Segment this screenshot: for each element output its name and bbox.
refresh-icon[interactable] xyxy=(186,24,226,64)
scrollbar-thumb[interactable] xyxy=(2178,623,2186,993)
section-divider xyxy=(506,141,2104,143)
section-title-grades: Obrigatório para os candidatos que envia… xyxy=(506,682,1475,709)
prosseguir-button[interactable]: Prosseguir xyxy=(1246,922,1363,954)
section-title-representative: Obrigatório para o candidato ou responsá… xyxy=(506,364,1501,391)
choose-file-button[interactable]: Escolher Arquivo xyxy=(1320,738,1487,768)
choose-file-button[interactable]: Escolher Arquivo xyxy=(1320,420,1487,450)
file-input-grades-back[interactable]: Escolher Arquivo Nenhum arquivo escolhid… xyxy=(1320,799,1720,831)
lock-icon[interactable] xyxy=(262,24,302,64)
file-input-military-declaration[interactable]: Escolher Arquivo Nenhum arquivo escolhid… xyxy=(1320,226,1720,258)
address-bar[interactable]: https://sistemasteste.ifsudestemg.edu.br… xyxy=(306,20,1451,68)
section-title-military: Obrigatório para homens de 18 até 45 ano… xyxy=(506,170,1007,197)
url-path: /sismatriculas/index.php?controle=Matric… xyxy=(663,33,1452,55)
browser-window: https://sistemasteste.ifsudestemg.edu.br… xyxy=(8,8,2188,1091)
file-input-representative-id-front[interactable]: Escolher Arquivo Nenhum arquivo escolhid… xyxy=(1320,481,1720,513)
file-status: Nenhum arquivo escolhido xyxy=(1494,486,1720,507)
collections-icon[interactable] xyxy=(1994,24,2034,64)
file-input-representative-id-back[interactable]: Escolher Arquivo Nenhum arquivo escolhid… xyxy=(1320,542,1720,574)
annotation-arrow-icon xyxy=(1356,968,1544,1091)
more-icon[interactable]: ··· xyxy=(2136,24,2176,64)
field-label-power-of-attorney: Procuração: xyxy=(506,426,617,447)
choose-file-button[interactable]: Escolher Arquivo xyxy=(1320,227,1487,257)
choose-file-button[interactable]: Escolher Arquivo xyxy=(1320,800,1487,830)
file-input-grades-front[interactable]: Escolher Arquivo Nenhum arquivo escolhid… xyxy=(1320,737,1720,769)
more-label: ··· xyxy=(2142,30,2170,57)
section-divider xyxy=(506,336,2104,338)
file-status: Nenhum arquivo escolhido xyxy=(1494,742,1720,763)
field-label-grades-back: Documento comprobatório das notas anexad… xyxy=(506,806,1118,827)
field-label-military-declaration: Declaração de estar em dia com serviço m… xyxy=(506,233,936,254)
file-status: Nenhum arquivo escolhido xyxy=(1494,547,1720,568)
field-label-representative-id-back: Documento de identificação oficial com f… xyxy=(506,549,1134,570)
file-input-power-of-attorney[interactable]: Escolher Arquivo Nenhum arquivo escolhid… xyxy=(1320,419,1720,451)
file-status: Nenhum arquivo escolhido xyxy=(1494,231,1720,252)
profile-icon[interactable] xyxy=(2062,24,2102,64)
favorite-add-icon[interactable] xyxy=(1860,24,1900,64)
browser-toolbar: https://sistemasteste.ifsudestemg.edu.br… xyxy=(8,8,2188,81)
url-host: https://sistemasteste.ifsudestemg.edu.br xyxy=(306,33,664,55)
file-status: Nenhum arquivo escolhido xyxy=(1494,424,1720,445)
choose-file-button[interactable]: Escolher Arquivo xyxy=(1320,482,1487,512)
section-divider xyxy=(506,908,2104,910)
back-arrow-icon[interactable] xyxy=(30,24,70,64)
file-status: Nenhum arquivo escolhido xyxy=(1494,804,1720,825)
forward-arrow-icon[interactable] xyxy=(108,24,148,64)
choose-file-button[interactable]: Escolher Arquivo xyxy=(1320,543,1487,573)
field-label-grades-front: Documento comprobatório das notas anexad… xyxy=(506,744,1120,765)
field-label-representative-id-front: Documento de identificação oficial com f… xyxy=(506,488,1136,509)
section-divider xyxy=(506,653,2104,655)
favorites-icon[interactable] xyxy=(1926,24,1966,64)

■ ■ ■ ■ ■ ■ ■

Task to complete: Render the listing above as a JSON list of strings, one string per line, with blank lines left out.

Task solution:
[
  "Segment this screenshot: for each element output its name and bbox.",
  "refresh-icon[interactable] xyxy=(186,24,226,64)",
  "scrollbar-thumb[interactable] xyxy=(2178,623,2186,993)",
  "section-divider xyxy=(506,141,2104,143)",
  "section-title-grades: Obrigatório para os candidatos que envia… xyxy=(506,682,1475,709)",
  "prosseguir-button[interactable]: Prosseguir xyxy=(1246,922,1363,954)",
  "section-title-representative: Obrigatório para o candidato ou responsá… xyxy=(506,364,1501,391)",
  "choose-file-button[interactable]: Escolher Arquivo xyxy=(1320,738,1487,768)",
  "choose-file-button[interactable]: Escolher Arquivo xyxy=(1320,420,1487,450)",
  "file-input-grades-back[interactable]: Escolher Arquivo Nenhum arquivo escolhid… xyxy=(1320,799,1720,831)",
  "lock-icon[interactable] xyxy=(262,24,302,64)",
  "file-input-military-declaration[interactable]: Escolher Arquivo Nenhum arquivo escolhid… xyxy=(1320,226,1720,258)",
  "address-bar[interactable]: https://sistemasteste.ifsudestemg.edu.br… xyxy=(306,20,1451,68)",
  "section-title-military: Obrigatório para homens de 18 até 45 ano… xyxy=(506,170,1007,197)",
  "url-path: /sismatriculas/index.php?controle=Matric… xyxy=(663,33,1452,55)",
  "browser-window: https://sistemasteste.ifsudestemg.edu.br… xyxy=(8,8,2188,1091)",
  "file-input-representative-id-front[interactable]: Escolher Arquivo Nenhum arquivo escolhid… xyxy=(1320,481,1720,513)",
  "file-status: Nenhum arquivo escolhido xyxy=(1494,486,1720,507)",
  "collections-icon[interactable] xyxy=(1994,24,2034,64)",
  "file-input-representative-id-back[interactable]: Escolher Arquivo Nenhum arquivo escolhid… xyxy=(1320,542,1720,574)",
  "annotation-arrow-icon xyxy=(1356,968,1544,1091)",
  "more-icon[interactable]: ··· xyxy=(2136,24,2176,64)",
  "field-label-power-of-attorney: Procuração: xyxy=(506,426,617,447)",
  "choose-file-button[interactable]: Escolher Arquivo xyxy=(1320,227,1487,257)",
  "choose-file-button[interactable]: Escolher Arquivo xyxy=(1320,800,1487,830)",
  "file-input-grades-front[interactable]: Escolher Arquivo Nenhum arquivo escolhid… xyxy=(1320,737,1720,769)",
  "more-label: ··· xyxy=(2142,30,2170,57)",
  "section-divider xyxy=(506,336,2104,338)",
  "file-status: Nenhum arquivo escolhido xyxy=(1494,742,1720,763)",
  "field-label-grades-back: Documento comprobatório das notas anexad… xyxy=(506,806,1118,827)",
  "field-label-military-declaration: Declaração de estar em dia com serviço m… xyxy=(506,233,936,254)",
  "file-status: Nenhum arquivo escolhido xyxy=(1494,547,1720,568)",
  "field-label-representative-id-back: Documento de identificação oficial com f… xyxy=(506,549,1134,570)",
  "file-input-power-of-attorney[interactable]: Escolher Arquivo Nenhum arquivo escolhid… xyxy=(1320,419,1720,451)",
  "file-status: Nenhum arquivo escolhido xyxy=(1494,231,1720,252)",
  "profile-icon[interactable] xyxy=(2062,24,2102,64)",
  "favorite-add-icon[interactable] xyxy=(1860,24,1900,64)",
  "browser-toolbar: https://sistemasteste.ifsudestemg.edu.br… xyxy=(8,8,2188,81)",
  "url-host: https://sistemasteste.ifsudestemg.edu.br xyxy=(306,33,664,55)",
  "file-status: Nenhum arquivo escolhido xyxy=(1494,424,1720,445)",
  "choose-file-button[interactable]: Escolher Arquivo xyxy=(1320,482,1487,512)",
  "section-divider xyxy=(506,908,2104,910)",
  "back-arrow-icon[interactable] xyxy=(30,24,70,64)",
  "file-status: Nenhum arquivo escolhido xyxy=(1494,804,1720,825)",
  "forward-arrow-icon[interactable] xyxy=(108,24,148,64)",
  "choose-file-button[interactable]: Escolher Arquivo xyxy=(1320,543,1487,573)",
  "field-label-grades-front: Documento comprobatório das notas anexad… xyxy=(506,744,1120,765)",
  "field-label-representative-id-front: Documento de identificação oficial com f… xyxy=(506,488,1136,509)",
  "section-divider xyxy=(506,653,2104,655)",
  "favorites-icon[interactable] xyxy=(1926,24,1966,64)"
]